◆ Recorded data

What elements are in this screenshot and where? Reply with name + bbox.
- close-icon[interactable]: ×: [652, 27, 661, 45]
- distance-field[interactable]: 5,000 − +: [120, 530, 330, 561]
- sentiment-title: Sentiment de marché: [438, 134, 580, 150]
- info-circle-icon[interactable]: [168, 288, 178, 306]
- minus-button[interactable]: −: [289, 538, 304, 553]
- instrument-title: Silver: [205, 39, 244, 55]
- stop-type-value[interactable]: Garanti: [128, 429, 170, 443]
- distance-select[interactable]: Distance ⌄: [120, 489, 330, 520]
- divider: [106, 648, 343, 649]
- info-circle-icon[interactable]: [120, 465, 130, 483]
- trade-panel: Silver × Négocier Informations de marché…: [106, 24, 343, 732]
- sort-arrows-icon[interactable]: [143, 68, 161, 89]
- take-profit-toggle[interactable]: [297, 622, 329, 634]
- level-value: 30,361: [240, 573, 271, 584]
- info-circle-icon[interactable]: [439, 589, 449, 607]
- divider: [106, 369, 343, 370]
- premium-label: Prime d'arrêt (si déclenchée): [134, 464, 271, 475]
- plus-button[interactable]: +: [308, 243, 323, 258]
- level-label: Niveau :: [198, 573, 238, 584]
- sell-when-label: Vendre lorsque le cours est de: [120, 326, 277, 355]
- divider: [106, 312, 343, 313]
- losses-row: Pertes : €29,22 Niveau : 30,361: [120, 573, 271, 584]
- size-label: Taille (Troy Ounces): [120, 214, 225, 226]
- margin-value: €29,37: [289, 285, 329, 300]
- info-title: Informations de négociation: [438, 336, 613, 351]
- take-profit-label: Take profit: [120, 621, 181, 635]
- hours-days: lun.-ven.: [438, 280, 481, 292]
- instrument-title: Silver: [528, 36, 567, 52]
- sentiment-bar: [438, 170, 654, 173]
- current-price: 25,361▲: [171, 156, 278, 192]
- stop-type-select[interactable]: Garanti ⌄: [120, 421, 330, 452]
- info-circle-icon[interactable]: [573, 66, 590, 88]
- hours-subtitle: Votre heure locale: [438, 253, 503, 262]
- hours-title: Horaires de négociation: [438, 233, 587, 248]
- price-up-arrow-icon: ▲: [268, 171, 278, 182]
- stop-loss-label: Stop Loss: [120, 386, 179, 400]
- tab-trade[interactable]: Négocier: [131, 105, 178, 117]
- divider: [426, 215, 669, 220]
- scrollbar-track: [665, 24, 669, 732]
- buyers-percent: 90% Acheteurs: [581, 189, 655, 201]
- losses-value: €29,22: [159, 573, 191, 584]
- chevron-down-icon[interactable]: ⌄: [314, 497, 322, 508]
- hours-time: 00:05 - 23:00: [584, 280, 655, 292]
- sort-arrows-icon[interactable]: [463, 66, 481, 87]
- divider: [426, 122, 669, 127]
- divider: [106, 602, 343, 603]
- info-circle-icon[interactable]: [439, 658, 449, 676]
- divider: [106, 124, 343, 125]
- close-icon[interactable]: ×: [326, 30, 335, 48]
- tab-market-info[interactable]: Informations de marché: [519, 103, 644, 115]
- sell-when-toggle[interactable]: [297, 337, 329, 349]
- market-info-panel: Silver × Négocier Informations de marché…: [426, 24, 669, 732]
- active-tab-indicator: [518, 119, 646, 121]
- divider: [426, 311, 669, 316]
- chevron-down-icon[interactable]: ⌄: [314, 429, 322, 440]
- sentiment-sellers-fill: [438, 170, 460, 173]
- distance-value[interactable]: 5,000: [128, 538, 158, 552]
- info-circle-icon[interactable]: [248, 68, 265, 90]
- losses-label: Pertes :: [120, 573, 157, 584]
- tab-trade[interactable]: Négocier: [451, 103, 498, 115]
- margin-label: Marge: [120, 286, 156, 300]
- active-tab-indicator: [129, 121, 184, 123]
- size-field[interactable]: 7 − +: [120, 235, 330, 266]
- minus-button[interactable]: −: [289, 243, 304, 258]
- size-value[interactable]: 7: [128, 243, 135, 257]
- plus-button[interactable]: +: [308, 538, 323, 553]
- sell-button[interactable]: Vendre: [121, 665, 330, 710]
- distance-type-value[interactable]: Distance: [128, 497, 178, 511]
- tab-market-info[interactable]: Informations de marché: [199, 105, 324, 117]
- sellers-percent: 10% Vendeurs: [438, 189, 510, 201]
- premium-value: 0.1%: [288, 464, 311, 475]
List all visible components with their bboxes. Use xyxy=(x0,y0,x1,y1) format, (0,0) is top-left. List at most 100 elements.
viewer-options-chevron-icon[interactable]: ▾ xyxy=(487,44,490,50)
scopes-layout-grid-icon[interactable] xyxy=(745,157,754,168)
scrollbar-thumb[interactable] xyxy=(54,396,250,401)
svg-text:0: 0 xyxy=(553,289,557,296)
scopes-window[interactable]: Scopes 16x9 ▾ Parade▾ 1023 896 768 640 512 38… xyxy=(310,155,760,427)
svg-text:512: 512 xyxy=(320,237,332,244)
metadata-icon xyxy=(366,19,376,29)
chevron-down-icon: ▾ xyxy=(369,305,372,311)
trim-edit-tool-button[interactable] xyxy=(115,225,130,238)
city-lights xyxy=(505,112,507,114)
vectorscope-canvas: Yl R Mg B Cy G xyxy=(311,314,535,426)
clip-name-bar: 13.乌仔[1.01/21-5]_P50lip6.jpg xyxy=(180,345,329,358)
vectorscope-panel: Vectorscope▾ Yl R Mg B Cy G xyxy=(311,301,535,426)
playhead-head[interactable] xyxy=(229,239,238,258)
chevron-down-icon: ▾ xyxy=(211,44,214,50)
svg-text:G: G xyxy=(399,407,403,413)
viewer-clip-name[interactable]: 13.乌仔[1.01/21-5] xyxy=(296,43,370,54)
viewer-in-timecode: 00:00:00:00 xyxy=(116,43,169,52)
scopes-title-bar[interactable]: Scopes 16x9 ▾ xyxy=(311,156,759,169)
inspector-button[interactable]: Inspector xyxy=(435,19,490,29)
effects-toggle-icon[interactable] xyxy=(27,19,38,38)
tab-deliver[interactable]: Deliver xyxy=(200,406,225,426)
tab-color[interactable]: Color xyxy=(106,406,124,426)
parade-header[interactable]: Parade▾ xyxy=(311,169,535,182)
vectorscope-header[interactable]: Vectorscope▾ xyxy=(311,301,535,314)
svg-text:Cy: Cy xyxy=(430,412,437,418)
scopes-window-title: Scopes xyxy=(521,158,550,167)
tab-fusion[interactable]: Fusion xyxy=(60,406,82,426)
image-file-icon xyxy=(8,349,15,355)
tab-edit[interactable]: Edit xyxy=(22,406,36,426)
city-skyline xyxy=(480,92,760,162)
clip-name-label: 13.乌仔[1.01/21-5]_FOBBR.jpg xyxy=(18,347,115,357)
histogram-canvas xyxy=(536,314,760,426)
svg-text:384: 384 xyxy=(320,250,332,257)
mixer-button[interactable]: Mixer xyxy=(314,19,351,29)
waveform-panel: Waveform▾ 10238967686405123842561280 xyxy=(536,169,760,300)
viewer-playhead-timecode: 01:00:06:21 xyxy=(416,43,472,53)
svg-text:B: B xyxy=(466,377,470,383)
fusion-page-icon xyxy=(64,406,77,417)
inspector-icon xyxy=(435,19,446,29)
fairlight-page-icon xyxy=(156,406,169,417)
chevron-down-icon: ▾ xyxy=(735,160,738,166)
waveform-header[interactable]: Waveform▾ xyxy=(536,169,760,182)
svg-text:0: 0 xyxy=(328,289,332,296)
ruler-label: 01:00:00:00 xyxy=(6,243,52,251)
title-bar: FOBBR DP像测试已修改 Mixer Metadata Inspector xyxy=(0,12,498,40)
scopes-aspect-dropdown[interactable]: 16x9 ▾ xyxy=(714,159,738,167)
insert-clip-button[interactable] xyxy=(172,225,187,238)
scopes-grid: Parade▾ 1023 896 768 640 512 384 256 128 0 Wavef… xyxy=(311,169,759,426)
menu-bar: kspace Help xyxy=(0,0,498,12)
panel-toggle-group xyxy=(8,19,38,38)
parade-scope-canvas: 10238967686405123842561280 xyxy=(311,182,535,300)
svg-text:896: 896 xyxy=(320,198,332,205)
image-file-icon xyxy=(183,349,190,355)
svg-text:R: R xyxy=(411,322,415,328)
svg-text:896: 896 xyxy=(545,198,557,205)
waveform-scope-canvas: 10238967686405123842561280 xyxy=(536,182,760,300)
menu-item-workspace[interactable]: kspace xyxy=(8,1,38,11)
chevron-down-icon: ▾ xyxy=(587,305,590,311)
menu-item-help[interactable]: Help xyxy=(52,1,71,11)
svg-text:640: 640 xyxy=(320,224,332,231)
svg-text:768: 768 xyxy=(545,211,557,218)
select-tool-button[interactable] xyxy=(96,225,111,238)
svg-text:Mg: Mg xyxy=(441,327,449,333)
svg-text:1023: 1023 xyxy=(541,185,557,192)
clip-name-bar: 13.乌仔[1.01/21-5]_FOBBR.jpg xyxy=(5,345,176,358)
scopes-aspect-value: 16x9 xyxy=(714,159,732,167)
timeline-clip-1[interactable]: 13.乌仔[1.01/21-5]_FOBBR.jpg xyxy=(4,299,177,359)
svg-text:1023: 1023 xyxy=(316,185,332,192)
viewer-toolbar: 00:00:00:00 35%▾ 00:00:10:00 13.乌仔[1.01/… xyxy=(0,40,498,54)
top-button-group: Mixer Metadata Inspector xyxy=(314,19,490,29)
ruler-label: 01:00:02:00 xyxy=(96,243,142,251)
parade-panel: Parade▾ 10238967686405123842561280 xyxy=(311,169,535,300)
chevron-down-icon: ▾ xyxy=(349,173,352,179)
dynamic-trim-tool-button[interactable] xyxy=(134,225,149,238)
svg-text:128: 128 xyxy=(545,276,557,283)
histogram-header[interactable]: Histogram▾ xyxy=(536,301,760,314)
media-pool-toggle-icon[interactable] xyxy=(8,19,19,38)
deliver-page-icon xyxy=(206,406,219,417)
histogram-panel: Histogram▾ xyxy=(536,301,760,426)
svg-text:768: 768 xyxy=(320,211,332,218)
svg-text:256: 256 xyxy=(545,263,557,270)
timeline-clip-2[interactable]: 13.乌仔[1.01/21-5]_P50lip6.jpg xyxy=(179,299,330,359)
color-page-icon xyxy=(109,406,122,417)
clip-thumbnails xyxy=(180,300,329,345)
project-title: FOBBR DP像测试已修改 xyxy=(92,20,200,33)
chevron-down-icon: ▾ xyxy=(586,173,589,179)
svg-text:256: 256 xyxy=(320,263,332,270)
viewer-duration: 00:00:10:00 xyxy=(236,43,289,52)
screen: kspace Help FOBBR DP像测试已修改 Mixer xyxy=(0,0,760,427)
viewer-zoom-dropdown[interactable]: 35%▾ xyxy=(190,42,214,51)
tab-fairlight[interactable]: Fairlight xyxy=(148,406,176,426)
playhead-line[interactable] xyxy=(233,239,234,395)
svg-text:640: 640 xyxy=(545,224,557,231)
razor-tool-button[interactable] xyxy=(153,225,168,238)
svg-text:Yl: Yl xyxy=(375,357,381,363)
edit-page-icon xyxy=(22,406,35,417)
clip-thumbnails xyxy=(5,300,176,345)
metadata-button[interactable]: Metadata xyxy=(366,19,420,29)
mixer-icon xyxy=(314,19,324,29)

◆ Stated goal
Render the lines of the records above as a numbered list, starting with the first line and ending with the line that contains "- buyers-percent: 90%". Include both of those lines, omit any blank lines, and list nothing beyond that range.

◆ Output of the task
1. What elements are in this screenshot and where? Reply with name + bbox.
2. - close-icon[interactable]: ×: [652, 27, 661, 45]
3. - distance-field[interactable]: 5,000 − +: [120, 530, 330, 561]
4. - sentiment-title: Sentiment de marché: [438, 134, 580, 150]
5. - info-circle-icon[interactable]: [168, 288, 178, 306]
6. - minus-button[interactable]: −: [289, 538, 304, 553]
7. - instrument-title: Silver: [205, 39, 244, 55]
8. - stop-type-value[interactable]: Garanti: [128, 429, 170, 443]
9. - distance-select[interactable]: Distance ⌄: [120, 489, 330, 520]
10. - divider: [106, 648, 343, 649]
11. - info-circle-icon[interactable]: [120, 465, 130, 483]
12. - trade-panel: Silver × Négocier Informations de marché…: [106, 24, 343, 732]
13. - sort-arrows-icon[interactable]: [143, 68, 161, 89]
14. - take-profit-toggle[interactable]: [297, 622, 329, 634]
15. - level-value: 30,361: [240, 573, 271, 584]
16. - info-circle-icon[interactable]: [439, 589, 449, 607]
17. - divider: [106, 369, 343, 370]
18. - premium-label: Prime d'arrêt (si déclenchée): [134, 464, 271, 475]
19. - plus-button[interactable]: +: [308, 243, 323, 258]
20. - level-label: Niveau :: [198, 573, 238, 584]
21. - sell-when-label: Vendre lorsque le cours est de: [120, 326, 277, 355]
22. - divider: [106, 312, 343, 313]
23. - losses-row: Pertes : €29,22 Niveau : 30,361: [120, 573, 271, 584]
24. - size-label: Taille (Troy Ounces): [120, 214, 225, 226]
25. - margin-value: €29,37: [289, 285, 329, 300]
26. - info-title: Informations de négociation: [438, 336, 613, 351]
27. - take-profit-label: Take profit: [120, 621, 181, 635]
28. - hours-days: lun.-ven.: [438, 280, 481, 292]
29. - instrument-title: Silver: [528, 36, 567, 52]
30. - sentiment-bar: [438, 170, 654, 173]
31. - current-price: 25,361▲: [171, 156, 278, 192]
32. - stop-type-select[interactable]: Garanti ⌄: [120, 421, 330, 452]
33. - info-circle-icon[interactable]: [573, 66, 590, 88]
34. - hours-subtitle: Votre heure locale: [438, 253, 503, 262]
35. - hours-title: Horaires de négociation: [438, 233, 587, 248]
36. - price-up-arrow-icon: ▲: [268, 171, 278, 182]
37. - stop-loss-label: Stop Loss: [120, 386, 179, 400]
38. - tab-trade[interactable]: Négocier: [131, 105, 178, 117]
39. - divider: [426, 215, 669, 220]
40. - scrollbar-track: [665, 24, 669, 732]
41. - buyers-percent: 90% Acheteurs: [581, 189, 655, 201]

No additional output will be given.